[Entries with figure data]
----

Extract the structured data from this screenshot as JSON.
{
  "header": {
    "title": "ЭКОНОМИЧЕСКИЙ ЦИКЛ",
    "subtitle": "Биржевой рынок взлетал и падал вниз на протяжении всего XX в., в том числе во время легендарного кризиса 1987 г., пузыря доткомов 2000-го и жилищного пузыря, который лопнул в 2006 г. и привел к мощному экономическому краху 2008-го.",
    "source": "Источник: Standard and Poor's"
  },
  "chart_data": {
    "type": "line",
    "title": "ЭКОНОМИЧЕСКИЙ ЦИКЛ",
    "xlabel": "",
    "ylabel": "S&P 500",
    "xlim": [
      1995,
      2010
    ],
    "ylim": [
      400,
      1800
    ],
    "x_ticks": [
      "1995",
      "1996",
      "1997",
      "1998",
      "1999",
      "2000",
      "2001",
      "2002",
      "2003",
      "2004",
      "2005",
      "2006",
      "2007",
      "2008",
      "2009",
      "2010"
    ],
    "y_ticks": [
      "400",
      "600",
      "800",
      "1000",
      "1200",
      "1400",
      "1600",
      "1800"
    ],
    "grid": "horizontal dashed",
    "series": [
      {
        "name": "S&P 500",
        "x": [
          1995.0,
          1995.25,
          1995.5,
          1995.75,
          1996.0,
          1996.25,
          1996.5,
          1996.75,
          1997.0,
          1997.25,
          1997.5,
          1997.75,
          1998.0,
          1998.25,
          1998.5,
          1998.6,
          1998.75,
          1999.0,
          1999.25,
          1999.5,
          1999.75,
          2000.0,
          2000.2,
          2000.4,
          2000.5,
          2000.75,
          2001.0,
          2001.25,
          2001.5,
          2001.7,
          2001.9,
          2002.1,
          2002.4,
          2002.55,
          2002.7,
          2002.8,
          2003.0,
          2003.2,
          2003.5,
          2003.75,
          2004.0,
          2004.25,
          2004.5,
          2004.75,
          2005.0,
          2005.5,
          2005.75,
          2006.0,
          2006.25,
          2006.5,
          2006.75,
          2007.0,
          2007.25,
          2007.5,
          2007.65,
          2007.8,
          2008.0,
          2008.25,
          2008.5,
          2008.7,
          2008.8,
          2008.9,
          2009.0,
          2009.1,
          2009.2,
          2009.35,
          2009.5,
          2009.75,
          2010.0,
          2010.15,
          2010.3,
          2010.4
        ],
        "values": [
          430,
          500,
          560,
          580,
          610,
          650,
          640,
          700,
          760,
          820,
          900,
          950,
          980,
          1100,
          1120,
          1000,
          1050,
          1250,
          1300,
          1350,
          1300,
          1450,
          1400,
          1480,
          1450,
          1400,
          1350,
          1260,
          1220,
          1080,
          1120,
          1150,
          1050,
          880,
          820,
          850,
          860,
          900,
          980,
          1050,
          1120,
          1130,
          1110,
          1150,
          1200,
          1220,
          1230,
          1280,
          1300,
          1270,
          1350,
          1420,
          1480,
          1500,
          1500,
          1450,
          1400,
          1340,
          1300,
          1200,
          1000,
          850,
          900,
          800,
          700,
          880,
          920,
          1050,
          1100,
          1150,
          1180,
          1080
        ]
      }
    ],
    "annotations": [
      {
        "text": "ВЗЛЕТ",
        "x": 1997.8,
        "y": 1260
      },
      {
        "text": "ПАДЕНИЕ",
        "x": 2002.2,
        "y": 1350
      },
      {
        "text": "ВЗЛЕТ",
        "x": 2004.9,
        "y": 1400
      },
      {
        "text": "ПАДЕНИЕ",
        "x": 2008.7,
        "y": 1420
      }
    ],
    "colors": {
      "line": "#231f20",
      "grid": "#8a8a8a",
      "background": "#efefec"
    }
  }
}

----

> **PROMPT**: Please quote the records above exactly, without skipping a line.

> **COMPLETE ANSWER**:
Extract the structured data from this screenshot as JSON.
{
  "header": {
    "title": "ЭКОНОМИЧЕСКИЙ ЦИКЛ",
    "subtitle": "Биржевой рынок взлетал и падал вниз на протяжении всего XX в., в том числе во время легендарного кризиса 1987 г., пузыря доткомов 2000-го и жилищного пузыря, который лопнул в 2006 г. и привел к мощному экономическому краху 2008-го.",
    "source": "Источник: Standard and Poor's"
  },
  "chart_data": {
    "type": "line",
    "title": "ЭКОНОМИЧЕСКИЙ ЦИКЛ",
    "xlabel": "",
    "ylabel": "S&P 500",
    "xlim": [
      1995,
      2010
    ],
    "ylim": [
      400,
      1800
    ],
    "x_ticks": [
      "1995",
      "1996",
      "1997",
      "1998",
      "1999",
      "2000",
      "2001",
      "2002",
      "2003",
      "2004",
      "2005",
      "2006",
      "2007",
      "2008",
      "2009",
      "2010"
    ],
    "y_ticks": [
      "400",
      "600",
      "800",
      "1000",
      "1200",
      "1400",
      "1600",
      "1800"
    ],
    "grid": "horizontal dashed",
    "series": [
      {
        "name": "S&P 500",
        "x": [
          1995.0,
          1995.25,
          1995.5,
          1995.75,
          1996.0,
          1996.25,
          1996.5,
          1996.75,
          1997.0,
          1997.25,
          1997.5,
          1997.75,
          1998.0,
          1998.25,
          1998.5,
          1998.6,
          1998.75,
          1999.0,
          1999.25,
          1999.5,
          1999.75,
          2000.0,
          2000.2,
          2000.4,
          2000.5,
          2000.75,
          2001.0,
          2001.25,
          2001.5,
          2001.7,
          2001.9,
          2002.1,
          2002.4,
          2002.55,
          2002.7,
          2002.8,
          2003.0,
          2003.2,
          2003.5,
          2003.75,
          2004.0,
          2004.25,
          2004.5,
          2004.75,
          2005.0,
          2005.5,
          2005.75,
          2006.0,
          2006.25,
          2006.5,
          2006.75,
          2007.0,
          2007.25,
          2007.5,
          2007.65,
          2007.8,
          2008.0,
          2008.25,
          2008.5,
          2008.7,
          2008.8,
          2008.9,
          2009.0,
          2009.1,
          2009.2,
          2009.35,
          2009.5,
          2009.75,
          2010.0,
          2010.15,
          2010.3,
          2010.4
        ],
        "values": [
          430,
          500,
          560,
          580,
          610,
          650,
          640,
          700,
          760,
          820,
          900,
          950,
          980,
          1100,
          1120,
          1000,
          1050,
          1250,
          1300,
          1350,
          1300,
          1450,
          1400,
          1480,
          1450,
          1400,
          1350,
          1260,
          1220,
          1080,
          1120,
          1150,
          1050,
          880,
          820,
          850,
          860,
          900,
          980,
          1050,
          1120,
          1130,
          1110,
          1150,
          1200,
          1220,
          1230,
          1280,
          1300,
          1270,
          1350,
          1420,
          1480,
          1500,
          1500,
          1450,
          1400,
          1340,
          1300,
          1200,
          1000,
          850,
          900,
          800,
          700,
          880,
          920,
          1050,
          1100,
          1150,
          1180,
          1080
        ]
      }
    ],
    "annotations": [
      {
        "text": "ВЗЛЕТ",
        "x": 1997.8,
        "y": 1260
      },
      {
        "text": "ПАДЕНИЕ",
        "x": 2002.2,
        "y": 1350
      },
      {
        "text": "ВЗЛЕТ",
        "x": 2004.9,
        "y": 1400
      },
      {
        "text": "ПАДЕНИЕ",
        "x": 2008.7,
        "y": 1420
      }
    ],
    "colors": {
      "line": "#231f20",
      "grid": "#8a8a8a",
      "background": "#efefec"
    }
  }
}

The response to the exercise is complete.